Exercise task
Would you pull out every line of the material that contains the string "Mexican"?

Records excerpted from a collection
------------------------------------

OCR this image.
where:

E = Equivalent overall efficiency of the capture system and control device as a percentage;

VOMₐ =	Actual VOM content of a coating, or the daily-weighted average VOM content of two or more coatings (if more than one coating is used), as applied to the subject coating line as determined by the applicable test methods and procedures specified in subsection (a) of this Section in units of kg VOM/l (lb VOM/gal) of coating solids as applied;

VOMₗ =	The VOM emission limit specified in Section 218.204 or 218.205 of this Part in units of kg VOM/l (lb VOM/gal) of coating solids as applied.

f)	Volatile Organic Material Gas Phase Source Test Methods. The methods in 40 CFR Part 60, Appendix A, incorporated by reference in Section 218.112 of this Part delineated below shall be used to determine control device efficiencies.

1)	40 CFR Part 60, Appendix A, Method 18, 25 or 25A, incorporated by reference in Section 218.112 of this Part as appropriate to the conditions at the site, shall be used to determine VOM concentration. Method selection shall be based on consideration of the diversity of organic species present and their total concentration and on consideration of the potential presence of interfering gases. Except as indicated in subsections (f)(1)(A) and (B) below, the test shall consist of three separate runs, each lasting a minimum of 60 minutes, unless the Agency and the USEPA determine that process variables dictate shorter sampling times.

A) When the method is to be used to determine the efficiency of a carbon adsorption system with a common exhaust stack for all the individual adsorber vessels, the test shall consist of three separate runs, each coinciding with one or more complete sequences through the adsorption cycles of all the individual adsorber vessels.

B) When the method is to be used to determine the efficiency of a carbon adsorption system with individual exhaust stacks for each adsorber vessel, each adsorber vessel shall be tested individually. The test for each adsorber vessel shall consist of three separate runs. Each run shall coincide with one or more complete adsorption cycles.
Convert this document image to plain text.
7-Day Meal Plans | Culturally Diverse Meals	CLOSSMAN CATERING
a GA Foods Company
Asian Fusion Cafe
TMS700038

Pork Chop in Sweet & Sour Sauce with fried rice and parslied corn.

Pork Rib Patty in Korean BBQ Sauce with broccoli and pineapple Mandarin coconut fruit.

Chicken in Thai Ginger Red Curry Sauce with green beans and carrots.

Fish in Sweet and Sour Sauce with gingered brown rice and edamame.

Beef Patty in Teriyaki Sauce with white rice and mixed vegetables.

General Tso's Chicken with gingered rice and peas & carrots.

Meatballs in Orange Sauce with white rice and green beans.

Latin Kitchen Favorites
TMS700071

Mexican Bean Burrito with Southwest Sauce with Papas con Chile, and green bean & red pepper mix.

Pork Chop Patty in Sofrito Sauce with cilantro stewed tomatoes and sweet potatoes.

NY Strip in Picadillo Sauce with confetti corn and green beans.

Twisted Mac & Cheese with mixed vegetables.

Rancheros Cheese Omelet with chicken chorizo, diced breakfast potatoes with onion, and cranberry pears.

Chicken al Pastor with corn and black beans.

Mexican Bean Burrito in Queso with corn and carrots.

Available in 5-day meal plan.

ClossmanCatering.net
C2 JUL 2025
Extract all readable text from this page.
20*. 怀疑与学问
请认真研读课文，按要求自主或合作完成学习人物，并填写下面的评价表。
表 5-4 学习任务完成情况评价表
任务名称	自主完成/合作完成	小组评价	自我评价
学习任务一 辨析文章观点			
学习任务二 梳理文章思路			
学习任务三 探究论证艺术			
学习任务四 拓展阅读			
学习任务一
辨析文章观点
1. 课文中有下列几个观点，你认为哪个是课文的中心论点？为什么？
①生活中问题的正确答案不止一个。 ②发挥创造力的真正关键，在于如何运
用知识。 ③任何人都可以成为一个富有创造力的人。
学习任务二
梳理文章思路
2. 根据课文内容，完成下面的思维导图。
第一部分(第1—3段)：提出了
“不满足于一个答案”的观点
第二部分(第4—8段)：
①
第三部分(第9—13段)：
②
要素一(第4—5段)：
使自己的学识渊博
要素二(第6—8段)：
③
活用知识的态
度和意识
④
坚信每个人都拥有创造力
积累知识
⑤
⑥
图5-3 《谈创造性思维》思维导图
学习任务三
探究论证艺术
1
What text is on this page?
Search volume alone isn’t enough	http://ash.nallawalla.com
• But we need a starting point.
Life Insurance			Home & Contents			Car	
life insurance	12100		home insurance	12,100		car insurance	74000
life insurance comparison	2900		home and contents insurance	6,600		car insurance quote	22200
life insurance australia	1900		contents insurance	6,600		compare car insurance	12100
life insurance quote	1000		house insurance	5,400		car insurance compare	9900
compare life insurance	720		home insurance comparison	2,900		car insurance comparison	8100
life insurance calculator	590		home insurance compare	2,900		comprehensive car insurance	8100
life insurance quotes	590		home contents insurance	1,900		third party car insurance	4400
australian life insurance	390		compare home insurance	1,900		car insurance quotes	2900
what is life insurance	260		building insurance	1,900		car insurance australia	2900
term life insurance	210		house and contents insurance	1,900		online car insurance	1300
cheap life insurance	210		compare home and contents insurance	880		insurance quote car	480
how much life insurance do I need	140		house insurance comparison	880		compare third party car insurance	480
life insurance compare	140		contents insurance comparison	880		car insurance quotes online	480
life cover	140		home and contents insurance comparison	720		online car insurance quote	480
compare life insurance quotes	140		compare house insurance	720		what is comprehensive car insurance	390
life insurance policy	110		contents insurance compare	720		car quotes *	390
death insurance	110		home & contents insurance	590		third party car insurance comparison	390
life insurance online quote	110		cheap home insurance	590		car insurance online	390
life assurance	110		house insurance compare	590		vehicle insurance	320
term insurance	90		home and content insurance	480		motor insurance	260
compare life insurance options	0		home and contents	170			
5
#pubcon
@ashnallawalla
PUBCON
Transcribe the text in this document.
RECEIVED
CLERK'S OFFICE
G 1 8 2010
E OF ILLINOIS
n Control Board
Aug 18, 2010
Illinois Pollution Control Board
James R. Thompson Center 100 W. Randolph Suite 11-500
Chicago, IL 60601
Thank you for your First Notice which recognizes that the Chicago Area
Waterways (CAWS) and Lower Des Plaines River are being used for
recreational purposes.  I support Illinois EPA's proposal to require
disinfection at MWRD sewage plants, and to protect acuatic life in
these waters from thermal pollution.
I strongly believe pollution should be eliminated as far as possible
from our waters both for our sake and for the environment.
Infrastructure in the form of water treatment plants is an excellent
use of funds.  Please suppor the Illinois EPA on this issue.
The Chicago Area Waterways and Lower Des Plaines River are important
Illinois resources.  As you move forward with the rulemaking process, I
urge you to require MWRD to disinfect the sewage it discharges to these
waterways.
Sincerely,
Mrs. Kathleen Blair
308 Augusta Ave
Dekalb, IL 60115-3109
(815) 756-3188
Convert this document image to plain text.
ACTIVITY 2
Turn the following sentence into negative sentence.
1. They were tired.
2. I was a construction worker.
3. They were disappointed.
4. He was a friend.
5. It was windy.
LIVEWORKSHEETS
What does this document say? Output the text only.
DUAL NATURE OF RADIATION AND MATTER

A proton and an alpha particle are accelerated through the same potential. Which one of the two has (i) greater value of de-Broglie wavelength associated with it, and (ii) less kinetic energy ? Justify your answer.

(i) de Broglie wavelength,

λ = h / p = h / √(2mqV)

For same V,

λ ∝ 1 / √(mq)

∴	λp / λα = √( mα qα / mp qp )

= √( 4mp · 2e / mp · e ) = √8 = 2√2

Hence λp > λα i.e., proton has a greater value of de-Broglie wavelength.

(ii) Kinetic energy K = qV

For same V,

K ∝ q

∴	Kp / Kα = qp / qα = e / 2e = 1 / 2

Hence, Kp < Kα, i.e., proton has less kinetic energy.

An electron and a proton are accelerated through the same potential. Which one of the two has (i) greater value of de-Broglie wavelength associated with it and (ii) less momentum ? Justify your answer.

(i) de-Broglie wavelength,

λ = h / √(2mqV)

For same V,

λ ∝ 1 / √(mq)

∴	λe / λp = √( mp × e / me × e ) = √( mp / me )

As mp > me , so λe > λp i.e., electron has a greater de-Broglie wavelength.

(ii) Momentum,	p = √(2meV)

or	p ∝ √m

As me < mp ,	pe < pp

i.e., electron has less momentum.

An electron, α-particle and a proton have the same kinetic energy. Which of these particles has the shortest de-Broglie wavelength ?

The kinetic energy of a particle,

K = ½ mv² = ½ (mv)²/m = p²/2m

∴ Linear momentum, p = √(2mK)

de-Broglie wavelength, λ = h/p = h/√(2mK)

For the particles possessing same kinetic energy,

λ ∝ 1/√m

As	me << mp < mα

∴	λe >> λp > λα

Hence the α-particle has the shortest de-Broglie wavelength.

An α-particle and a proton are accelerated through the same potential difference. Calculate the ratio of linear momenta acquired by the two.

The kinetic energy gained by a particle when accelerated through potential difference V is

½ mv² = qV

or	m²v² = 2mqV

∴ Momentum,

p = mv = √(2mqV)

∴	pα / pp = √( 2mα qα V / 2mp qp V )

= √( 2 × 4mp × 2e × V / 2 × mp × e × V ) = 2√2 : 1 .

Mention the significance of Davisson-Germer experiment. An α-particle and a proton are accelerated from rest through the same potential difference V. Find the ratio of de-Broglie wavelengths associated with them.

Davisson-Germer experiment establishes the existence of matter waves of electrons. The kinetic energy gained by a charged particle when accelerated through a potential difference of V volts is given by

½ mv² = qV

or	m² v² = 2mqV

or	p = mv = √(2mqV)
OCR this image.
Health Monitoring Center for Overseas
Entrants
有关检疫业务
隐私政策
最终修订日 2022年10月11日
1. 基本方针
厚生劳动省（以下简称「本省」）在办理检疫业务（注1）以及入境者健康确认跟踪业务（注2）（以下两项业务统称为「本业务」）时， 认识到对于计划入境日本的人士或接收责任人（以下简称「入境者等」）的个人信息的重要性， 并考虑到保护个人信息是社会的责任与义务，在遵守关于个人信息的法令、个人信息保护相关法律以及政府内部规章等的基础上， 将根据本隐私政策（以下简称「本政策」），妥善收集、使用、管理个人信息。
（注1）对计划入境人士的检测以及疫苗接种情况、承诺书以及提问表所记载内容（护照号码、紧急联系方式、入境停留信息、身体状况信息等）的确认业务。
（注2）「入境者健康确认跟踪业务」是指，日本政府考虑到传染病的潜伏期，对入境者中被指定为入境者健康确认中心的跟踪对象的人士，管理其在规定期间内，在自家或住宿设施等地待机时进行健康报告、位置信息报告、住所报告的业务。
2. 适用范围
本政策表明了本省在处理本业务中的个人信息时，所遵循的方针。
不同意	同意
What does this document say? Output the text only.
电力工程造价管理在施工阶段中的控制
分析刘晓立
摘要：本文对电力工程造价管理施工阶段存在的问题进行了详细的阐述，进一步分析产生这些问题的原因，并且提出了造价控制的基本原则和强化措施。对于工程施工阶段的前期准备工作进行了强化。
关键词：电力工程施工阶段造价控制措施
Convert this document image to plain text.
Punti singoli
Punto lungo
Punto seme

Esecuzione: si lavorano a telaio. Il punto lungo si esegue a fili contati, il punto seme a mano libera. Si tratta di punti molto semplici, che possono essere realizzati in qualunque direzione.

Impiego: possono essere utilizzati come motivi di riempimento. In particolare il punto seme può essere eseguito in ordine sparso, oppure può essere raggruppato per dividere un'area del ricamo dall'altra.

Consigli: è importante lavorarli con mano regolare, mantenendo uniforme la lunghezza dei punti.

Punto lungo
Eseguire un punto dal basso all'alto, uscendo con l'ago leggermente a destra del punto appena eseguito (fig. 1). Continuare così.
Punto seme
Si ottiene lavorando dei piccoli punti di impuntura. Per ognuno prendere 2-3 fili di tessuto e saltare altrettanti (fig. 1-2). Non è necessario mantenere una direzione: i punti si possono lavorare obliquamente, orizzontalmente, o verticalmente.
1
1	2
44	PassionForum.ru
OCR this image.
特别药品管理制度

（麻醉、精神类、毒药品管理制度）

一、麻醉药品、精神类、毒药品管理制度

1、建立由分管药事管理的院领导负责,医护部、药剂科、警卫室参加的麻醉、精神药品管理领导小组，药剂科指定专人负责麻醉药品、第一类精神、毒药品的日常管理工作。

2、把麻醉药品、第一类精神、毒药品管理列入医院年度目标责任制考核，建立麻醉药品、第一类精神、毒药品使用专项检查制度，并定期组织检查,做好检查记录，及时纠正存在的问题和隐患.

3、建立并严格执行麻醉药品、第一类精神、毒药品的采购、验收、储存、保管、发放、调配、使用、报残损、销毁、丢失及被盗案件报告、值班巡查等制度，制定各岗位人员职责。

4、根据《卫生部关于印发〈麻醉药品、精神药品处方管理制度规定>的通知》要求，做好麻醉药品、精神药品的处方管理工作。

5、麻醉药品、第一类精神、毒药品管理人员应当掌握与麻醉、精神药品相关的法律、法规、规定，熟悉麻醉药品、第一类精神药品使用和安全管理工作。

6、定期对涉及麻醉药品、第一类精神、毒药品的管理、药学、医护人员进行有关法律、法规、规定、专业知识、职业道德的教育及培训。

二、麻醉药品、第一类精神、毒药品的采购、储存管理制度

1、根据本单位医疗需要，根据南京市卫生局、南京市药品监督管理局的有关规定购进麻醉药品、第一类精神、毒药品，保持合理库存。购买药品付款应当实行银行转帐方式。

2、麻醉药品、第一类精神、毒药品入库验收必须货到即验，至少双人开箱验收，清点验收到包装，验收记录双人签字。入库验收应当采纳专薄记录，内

------------------------------------

Solution to the exercise
Mexican Bean Burrito with Southwest Sauce with Papas con Chile, and green bean & red pepper mix.
Mexican Bean Burrito in Queso with corn and carrots.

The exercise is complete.